**LISTED RECORDS**:

▼

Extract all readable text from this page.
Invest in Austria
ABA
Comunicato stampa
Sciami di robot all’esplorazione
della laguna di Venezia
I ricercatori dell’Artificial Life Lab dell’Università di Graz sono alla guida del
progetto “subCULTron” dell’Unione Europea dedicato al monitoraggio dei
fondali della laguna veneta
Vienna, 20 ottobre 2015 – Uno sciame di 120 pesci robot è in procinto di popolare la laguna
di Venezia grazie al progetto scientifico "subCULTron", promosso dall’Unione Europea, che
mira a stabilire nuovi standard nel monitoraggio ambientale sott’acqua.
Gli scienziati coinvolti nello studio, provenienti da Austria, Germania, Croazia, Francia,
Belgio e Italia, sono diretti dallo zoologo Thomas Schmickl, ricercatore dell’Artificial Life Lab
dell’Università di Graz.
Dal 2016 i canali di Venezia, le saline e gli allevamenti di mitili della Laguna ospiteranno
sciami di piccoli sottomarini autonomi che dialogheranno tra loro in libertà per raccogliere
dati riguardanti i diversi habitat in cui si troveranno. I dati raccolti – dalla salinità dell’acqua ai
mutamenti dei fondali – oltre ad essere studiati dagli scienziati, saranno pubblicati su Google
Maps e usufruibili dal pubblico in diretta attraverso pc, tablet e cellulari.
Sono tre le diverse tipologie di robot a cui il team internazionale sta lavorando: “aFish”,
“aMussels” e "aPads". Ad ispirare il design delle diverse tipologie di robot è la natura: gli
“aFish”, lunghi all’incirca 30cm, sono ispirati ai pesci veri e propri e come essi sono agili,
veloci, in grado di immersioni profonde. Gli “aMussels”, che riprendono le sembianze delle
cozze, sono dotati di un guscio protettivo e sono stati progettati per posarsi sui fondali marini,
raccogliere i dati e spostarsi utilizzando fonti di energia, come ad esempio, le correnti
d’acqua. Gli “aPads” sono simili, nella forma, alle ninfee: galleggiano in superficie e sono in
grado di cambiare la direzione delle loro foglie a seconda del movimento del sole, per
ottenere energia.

▲

**THE TASK**:
Copy the data above in full, character for character.

**RESPONSE TO THIS TASK**:
Extract all readable text from this page.
Invest in Austria
ABA
Comunicato stampa
Sciami di robot all’esplorazione
della laguna di Venezia
I ricercatori dell’Artificial Life Lab dell’Università di Graz sono alla guida del
progetto “subCULTron” dell’Unione Europea dedicato al monitoraggio dei
fondali della laguna veneta
Vienna, 20 ottobre 2015 – Uno sciame di 120 pesci robot è in procinto di popolare la laguna
di Venezia grazie al progetto scientifico "subCULTron", promosso dall’Unione Europea, che
mira a stabilire nuovi standard nel monitoraggio ambientale sott’acqua.
Gli scienziati coinvolti nello studio, provenienti da Austria, Germania, Croazia, Francia,
Belgio e Italia, sono diretti dallo zoologo Thomas Schmickl, ricercatore dell’Artificial Life Lab
dell’Università di Graz.
Dal 2016 i canali di Venezia, le saline e gli allevamenti di mitili della Laguna ospiteranno
sciami di piccoli sottomarini autonomi che dialogheranno tra loro in libertà per raccogliere
dati riguardanti i diversi habitat in cui si troveranno. I dati raccolti – dalla salinità dell’acqua ai
mutamenti dei fondali – oltre ad essere studiati dagli scienziati, saranno pubblicati su Google
Maps e usufruibili dal pubblico in diretta attraverso pc, tablet e cellulari.
Sono tre le diverse tipologie di robot a cui il team internazionale sta lavorando: “aFish”,
“aMussels” e "aPads". Ad ispirare il design delle diverse tipologie di robot è la natura: gli
“aFish”, lunghi all’incirca 30cm, sono ispirati ai pesci veri e propri e come essi sono agili,
veloci, in grado di immersioni profonde. Gli “aMussels”, che riprendono le sembianze delle
cozze, sono dotati di un guscio protettivo e sono stati progettati per posarsi sui fondali marini,
raccogliere i dati e spostarsi utilizzando fonti di energia, come ad esempio, le correnti
d’acqua. Gli “aPads” sono simili, nella forma, alle ninfee: galleggiano in superficie e sono in
grado di cambiare la direzione delle loro foglie a seconda del movimento del sole, per
ottenere energia.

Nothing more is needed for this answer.